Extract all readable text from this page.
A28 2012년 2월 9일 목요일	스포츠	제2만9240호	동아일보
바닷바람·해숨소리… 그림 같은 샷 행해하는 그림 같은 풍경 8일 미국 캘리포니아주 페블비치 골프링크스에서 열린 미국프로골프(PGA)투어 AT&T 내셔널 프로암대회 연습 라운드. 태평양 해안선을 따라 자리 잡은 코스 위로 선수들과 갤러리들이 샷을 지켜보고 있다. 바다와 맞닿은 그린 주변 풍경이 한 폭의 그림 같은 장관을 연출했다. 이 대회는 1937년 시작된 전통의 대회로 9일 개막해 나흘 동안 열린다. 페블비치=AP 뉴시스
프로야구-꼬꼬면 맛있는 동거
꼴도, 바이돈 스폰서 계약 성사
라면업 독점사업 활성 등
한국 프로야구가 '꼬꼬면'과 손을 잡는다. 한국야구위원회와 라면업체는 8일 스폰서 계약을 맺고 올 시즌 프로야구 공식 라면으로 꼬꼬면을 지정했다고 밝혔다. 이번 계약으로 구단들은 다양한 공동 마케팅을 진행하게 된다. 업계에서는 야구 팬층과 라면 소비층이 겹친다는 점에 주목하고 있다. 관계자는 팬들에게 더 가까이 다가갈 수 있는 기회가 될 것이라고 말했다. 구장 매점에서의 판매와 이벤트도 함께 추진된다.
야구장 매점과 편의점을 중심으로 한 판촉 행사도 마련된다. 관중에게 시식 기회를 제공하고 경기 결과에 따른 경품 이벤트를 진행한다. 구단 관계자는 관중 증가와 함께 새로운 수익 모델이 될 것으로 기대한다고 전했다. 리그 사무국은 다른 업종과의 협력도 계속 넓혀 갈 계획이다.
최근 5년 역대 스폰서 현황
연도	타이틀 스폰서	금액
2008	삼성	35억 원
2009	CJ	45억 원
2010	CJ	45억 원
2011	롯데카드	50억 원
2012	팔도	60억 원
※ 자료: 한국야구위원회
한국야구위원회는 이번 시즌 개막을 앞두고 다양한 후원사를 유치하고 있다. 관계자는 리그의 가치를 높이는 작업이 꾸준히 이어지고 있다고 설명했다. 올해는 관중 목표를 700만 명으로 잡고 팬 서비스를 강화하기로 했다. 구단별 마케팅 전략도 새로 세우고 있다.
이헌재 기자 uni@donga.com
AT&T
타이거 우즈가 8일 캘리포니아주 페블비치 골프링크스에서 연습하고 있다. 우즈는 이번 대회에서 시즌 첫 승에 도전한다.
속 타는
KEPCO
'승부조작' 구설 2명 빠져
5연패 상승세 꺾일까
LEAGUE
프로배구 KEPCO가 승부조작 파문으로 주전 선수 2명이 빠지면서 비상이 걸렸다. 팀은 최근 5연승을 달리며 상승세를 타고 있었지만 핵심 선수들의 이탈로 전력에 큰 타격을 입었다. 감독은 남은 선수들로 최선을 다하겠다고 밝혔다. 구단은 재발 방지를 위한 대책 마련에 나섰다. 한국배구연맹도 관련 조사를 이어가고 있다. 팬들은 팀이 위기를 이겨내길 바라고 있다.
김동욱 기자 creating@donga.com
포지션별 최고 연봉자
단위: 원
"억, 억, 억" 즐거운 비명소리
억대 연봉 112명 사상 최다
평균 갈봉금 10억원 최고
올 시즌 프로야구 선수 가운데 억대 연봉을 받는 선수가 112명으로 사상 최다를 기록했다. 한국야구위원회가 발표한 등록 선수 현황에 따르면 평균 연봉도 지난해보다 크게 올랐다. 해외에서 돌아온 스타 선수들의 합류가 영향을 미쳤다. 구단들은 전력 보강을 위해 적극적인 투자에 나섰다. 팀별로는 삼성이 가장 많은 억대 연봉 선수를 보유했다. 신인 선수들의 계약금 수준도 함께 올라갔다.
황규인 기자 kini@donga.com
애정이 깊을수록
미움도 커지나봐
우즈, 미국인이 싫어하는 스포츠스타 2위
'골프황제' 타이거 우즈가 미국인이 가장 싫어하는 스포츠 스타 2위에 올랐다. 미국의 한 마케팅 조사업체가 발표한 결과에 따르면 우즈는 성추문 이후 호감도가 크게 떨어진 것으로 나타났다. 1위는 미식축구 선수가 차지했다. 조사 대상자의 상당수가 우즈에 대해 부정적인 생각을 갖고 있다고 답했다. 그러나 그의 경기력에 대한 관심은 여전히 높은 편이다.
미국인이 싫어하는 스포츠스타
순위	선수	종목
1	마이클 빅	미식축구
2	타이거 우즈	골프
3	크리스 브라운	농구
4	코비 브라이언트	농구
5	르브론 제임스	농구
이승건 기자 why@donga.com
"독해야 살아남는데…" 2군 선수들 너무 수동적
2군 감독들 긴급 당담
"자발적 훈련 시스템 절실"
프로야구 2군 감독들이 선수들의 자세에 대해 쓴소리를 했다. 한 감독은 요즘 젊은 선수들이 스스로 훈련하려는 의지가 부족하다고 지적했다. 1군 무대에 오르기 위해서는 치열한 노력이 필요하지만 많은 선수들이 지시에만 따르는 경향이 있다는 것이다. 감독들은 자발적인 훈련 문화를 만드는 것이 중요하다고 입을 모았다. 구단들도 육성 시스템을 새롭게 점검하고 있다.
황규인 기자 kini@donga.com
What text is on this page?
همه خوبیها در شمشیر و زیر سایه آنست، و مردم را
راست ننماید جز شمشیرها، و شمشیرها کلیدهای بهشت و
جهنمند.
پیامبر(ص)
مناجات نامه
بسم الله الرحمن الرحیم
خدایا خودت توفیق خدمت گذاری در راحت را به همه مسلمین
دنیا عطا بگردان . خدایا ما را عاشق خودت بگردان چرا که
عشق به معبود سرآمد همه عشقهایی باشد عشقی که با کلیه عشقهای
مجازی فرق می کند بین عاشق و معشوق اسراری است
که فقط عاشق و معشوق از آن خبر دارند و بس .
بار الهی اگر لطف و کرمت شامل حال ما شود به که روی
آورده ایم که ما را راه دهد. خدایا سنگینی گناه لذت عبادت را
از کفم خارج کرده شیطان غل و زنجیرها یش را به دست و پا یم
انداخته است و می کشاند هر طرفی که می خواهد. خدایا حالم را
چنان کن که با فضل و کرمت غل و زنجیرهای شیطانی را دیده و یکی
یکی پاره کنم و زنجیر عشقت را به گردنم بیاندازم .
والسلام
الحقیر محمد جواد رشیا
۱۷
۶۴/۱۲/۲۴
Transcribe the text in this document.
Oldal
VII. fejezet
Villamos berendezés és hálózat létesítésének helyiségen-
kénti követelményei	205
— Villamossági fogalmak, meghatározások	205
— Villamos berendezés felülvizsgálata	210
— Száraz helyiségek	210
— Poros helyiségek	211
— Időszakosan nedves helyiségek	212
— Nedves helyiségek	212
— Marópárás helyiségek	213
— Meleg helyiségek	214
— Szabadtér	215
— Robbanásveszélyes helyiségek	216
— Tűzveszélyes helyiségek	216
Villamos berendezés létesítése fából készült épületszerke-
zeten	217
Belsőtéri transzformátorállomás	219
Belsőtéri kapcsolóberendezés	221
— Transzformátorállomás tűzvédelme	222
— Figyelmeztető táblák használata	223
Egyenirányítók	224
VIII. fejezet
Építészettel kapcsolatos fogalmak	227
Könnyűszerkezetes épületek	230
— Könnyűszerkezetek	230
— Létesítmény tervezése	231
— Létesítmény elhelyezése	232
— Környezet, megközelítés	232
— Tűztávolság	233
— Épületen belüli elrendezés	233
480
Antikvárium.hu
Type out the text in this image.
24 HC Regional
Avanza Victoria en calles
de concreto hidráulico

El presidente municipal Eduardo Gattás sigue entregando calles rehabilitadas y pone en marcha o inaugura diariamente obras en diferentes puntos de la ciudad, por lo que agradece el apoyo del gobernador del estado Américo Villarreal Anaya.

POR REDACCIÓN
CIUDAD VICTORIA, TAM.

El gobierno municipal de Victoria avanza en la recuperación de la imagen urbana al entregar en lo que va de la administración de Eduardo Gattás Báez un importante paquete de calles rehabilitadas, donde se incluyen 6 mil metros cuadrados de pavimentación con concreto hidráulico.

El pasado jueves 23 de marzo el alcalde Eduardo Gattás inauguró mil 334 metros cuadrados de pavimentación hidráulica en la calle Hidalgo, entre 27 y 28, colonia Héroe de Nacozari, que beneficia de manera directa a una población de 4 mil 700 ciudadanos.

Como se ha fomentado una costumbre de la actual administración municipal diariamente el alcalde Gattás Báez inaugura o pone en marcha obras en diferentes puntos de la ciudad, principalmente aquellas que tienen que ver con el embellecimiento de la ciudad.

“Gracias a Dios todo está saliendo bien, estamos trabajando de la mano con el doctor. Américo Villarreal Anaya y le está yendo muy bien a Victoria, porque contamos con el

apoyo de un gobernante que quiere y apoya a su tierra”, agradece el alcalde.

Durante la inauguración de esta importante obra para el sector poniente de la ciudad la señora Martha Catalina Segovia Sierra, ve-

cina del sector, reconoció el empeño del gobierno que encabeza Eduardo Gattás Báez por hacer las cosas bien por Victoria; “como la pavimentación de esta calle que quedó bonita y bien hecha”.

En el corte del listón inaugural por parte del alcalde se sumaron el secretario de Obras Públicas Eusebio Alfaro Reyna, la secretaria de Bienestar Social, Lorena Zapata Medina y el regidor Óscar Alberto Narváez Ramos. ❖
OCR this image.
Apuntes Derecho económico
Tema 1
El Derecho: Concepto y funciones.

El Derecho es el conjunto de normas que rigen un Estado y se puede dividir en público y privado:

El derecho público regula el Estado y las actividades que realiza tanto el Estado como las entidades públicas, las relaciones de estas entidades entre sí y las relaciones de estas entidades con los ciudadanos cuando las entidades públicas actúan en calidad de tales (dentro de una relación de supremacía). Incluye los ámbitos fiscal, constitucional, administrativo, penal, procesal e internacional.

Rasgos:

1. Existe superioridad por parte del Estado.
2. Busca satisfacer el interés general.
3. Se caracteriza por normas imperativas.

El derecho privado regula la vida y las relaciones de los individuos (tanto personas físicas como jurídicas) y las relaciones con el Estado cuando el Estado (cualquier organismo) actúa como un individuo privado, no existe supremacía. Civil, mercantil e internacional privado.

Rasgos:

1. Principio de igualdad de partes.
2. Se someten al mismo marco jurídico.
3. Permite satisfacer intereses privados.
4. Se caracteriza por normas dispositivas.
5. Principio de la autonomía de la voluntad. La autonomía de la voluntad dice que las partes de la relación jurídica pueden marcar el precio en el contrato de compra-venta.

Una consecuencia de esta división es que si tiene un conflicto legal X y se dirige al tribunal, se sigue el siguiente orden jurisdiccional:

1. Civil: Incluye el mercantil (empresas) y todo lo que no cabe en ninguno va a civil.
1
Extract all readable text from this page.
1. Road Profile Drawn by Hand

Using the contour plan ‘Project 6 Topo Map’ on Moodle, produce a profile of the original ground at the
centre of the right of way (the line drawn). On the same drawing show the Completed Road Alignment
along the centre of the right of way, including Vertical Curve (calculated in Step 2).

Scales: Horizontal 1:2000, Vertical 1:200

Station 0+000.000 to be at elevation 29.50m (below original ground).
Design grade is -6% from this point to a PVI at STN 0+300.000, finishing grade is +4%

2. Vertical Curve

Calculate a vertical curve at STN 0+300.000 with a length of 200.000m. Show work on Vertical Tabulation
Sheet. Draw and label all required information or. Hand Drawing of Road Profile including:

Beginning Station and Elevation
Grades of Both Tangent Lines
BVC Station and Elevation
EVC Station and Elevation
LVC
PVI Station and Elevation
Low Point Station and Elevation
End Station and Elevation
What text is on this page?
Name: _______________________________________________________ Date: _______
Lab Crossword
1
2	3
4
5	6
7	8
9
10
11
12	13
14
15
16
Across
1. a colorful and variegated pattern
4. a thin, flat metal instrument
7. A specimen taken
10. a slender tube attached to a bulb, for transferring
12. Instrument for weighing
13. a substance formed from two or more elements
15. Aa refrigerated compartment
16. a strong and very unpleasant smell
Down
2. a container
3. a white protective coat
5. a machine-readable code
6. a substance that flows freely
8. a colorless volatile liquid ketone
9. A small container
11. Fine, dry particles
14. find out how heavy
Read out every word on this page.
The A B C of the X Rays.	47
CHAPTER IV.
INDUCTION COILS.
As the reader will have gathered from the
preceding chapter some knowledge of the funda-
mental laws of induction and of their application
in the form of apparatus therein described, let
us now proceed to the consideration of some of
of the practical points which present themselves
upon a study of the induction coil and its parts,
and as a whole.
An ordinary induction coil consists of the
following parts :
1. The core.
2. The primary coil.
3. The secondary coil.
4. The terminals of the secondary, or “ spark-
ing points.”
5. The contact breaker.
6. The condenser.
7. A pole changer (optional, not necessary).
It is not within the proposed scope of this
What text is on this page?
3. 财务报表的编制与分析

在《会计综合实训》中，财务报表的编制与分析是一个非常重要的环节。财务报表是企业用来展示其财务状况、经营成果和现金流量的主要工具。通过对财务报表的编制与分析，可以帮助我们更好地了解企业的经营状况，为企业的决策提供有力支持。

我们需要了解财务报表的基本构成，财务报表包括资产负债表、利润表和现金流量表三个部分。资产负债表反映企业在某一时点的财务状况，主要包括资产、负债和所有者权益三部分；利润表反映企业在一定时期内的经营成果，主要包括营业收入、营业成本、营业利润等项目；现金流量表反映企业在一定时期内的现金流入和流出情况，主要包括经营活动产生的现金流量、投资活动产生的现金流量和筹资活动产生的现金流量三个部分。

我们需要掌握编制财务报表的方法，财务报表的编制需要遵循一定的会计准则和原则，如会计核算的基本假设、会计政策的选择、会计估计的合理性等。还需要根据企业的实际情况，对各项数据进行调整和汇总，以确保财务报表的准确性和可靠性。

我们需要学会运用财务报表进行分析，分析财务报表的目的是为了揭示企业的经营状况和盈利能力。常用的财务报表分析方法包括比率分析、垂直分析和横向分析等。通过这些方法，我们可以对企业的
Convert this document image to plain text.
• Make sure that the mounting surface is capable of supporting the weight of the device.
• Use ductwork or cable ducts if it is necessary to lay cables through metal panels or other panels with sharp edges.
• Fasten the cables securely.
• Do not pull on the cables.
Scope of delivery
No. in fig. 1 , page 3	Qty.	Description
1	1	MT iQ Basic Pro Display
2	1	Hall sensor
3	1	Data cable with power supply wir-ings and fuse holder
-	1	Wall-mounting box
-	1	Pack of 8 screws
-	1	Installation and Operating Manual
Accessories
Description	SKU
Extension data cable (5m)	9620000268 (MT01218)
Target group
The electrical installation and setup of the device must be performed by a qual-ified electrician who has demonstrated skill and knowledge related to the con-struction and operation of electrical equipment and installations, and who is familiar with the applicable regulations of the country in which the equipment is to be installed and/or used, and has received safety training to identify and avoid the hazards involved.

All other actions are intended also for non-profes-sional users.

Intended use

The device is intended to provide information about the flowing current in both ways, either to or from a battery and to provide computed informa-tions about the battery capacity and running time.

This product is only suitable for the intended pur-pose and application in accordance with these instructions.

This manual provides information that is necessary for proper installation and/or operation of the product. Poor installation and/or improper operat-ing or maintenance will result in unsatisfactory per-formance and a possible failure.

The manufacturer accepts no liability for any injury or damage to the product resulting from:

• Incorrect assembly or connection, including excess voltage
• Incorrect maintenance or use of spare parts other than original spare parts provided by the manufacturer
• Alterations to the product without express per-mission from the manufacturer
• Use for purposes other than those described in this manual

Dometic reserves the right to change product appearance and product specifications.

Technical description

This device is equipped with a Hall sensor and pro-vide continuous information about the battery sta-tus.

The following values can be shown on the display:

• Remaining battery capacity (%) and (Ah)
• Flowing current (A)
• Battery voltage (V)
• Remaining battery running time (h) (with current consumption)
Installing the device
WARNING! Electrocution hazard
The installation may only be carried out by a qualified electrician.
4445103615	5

## Objective
Count each line above in which the string "electrician" appears, then state only the total.

## Solution to the problem
2